--- STORED ROWS ---

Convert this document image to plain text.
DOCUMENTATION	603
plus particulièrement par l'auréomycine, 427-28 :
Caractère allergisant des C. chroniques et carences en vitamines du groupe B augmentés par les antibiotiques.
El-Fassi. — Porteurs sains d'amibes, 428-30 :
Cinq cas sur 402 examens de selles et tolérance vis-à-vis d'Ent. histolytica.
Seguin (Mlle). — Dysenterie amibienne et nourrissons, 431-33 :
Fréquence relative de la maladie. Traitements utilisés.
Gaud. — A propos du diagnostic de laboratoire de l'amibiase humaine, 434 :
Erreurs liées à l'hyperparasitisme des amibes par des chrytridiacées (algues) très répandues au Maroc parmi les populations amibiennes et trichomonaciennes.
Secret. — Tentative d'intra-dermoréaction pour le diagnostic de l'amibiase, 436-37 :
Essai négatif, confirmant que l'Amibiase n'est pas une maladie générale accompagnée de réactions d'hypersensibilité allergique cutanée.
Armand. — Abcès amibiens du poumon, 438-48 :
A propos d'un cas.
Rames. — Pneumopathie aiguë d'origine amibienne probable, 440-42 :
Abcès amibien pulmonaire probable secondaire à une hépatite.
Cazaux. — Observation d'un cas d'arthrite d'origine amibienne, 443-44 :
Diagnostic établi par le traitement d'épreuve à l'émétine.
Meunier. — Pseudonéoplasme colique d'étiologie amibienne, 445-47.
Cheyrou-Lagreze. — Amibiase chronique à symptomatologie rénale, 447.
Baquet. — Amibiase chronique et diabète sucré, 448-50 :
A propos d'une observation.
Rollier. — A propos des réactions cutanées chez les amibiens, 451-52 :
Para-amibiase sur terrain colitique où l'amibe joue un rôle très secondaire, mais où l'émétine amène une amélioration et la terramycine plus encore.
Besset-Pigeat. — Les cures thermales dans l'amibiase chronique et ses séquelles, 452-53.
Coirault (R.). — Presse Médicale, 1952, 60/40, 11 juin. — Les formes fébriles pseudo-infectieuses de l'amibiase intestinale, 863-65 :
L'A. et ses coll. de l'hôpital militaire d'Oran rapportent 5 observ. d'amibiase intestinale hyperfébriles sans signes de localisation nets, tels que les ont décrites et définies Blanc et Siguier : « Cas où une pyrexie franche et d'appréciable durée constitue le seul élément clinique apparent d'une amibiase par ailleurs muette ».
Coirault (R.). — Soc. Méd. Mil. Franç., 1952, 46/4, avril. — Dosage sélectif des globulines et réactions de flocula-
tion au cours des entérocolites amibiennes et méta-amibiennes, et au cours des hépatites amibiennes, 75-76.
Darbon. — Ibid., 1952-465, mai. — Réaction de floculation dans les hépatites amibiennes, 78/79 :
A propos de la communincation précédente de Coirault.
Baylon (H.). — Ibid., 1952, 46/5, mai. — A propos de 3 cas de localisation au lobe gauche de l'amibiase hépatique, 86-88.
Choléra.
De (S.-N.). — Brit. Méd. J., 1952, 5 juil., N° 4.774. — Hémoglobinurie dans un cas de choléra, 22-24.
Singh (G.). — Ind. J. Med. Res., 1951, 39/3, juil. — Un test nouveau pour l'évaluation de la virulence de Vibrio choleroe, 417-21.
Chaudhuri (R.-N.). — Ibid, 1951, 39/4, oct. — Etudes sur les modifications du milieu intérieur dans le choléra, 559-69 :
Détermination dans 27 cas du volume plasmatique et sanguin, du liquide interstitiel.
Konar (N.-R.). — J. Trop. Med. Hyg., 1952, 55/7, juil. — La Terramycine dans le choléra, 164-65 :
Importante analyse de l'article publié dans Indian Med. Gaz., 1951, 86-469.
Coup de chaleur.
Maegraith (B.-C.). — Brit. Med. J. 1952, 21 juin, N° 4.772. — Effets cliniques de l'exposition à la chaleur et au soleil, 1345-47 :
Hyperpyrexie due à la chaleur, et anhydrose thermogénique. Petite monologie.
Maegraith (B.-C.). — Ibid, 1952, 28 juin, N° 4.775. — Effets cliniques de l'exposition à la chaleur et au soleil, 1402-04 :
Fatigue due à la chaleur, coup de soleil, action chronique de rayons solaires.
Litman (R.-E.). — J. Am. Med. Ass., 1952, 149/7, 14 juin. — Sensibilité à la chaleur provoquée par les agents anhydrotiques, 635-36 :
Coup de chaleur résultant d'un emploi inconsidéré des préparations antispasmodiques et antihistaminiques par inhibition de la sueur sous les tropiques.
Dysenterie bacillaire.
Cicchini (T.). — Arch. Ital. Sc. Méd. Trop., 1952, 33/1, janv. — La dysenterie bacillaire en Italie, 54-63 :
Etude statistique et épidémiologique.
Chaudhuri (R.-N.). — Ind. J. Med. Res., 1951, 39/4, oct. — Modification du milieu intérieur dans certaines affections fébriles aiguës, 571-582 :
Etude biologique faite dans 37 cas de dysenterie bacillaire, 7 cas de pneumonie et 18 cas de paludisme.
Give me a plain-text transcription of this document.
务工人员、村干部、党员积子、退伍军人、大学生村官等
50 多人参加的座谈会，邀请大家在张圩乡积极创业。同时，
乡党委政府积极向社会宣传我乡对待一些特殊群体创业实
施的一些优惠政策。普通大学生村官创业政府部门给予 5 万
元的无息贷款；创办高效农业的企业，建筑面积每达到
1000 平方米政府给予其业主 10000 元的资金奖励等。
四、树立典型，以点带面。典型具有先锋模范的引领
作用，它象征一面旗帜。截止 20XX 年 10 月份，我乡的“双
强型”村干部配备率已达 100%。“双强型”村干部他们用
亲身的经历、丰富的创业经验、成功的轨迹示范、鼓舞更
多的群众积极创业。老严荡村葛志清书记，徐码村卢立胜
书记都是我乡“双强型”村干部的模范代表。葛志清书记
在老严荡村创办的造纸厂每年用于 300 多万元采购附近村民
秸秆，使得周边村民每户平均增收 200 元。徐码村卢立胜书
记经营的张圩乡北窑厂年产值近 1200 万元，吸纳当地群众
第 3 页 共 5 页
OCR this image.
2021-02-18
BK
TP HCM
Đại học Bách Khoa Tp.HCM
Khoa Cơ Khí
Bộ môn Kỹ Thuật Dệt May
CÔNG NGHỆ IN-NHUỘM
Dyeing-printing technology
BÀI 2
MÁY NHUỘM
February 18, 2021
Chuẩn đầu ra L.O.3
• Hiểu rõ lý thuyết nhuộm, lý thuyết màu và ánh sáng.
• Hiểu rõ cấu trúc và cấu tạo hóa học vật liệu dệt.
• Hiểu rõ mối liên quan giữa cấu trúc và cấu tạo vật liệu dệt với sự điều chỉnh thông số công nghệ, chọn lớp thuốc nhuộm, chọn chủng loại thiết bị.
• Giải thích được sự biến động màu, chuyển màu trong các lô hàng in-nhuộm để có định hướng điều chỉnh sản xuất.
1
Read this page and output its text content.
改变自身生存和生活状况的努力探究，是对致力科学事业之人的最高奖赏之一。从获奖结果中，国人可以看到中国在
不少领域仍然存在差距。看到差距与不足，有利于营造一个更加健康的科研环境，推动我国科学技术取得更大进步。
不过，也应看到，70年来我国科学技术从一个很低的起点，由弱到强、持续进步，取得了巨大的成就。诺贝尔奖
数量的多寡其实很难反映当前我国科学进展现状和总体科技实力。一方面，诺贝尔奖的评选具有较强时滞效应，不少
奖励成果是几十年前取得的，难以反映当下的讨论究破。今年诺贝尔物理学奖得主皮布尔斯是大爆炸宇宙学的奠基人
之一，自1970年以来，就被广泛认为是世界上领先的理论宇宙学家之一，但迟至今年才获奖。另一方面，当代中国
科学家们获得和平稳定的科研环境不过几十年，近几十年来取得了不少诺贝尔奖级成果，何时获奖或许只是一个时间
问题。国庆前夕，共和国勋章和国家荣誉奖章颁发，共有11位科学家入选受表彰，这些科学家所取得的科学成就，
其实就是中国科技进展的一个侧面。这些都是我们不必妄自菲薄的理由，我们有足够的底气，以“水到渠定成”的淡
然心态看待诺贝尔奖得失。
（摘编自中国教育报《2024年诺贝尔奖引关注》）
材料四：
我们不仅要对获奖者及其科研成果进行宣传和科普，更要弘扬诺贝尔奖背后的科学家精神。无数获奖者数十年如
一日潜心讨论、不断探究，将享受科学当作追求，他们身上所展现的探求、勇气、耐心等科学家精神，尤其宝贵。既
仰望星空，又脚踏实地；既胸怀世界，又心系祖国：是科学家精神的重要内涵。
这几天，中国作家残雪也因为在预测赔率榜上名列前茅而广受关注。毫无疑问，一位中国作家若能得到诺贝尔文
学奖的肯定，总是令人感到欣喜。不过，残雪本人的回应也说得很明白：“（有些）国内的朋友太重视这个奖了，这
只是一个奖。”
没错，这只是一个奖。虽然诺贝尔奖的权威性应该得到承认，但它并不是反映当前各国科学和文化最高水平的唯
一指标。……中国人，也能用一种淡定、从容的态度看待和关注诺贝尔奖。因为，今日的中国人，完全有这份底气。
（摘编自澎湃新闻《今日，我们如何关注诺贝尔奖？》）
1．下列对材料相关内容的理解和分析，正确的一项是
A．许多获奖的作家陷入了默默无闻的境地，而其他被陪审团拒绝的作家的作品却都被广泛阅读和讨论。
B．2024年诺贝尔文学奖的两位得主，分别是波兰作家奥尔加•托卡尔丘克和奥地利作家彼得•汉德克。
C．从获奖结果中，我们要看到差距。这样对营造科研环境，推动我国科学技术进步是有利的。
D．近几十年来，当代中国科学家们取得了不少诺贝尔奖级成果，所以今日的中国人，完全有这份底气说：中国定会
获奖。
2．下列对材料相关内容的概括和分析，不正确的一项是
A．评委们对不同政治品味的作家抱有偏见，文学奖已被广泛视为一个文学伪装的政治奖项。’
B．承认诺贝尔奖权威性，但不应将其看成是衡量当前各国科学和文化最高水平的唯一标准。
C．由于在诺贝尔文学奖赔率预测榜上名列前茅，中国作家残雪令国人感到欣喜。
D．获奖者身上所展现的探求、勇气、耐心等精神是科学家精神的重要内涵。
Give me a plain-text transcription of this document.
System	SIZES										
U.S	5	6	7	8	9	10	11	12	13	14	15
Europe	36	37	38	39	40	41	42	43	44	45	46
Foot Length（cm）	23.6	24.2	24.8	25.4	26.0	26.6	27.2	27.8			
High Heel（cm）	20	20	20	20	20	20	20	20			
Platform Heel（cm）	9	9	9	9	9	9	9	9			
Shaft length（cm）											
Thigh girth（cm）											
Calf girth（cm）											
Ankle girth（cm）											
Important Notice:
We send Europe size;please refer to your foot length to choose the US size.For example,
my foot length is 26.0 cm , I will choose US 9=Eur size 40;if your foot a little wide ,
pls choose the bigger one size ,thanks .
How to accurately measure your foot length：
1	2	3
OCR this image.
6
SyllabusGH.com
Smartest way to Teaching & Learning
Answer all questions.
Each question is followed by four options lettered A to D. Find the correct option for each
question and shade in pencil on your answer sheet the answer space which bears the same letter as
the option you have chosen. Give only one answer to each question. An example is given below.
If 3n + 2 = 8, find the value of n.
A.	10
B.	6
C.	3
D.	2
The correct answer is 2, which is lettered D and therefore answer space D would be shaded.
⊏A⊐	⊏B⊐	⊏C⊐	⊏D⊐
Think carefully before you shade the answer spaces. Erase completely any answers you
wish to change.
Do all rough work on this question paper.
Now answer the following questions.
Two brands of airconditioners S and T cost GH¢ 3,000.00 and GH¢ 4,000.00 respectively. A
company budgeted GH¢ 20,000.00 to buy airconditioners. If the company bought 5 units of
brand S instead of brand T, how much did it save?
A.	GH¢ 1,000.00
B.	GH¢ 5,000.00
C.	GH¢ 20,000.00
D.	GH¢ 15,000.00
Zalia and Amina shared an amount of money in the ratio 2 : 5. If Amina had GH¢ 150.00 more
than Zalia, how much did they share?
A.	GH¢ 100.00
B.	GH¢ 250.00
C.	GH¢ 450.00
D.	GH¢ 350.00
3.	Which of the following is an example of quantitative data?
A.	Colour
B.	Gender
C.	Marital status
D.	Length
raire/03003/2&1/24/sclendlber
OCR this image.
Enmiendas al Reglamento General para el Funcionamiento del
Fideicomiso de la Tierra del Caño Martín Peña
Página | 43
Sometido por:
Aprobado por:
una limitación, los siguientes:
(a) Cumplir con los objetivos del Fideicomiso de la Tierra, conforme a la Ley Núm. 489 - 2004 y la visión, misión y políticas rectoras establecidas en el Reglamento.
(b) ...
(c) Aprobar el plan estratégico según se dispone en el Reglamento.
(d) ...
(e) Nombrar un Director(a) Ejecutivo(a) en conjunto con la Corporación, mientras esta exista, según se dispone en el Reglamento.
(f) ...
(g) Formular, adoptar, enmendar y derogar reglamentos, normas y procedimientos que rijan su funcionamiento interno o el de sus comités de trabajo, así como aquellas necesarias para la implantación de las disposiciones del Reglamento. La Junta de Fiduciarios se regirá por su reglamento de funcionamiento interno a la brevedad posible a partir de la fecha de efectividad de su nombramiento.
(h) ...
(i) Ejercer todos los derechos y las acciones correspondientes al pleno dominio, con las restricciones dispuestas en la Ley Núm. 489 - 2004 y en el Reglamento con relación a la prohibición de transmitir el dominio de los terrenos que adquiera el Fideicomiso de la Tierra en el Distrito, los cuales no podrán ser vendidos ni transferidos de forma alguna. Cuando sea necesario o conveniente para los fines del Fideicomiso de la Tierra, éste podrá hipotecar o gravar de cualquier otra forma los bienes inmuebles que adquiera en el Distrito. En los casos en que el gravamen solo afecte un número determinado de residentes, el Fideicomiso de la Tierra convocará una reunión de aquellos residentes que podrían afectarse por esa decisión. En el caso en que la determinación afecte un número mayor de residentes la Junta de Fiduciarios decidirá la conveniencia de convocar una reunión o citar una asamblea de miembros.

---

WHAT NEEDS TO BE DONE: Determine the number of lines in the entries above where the string "correct" appears. Answer with the number alone.

COMPLETE ANSWER: 2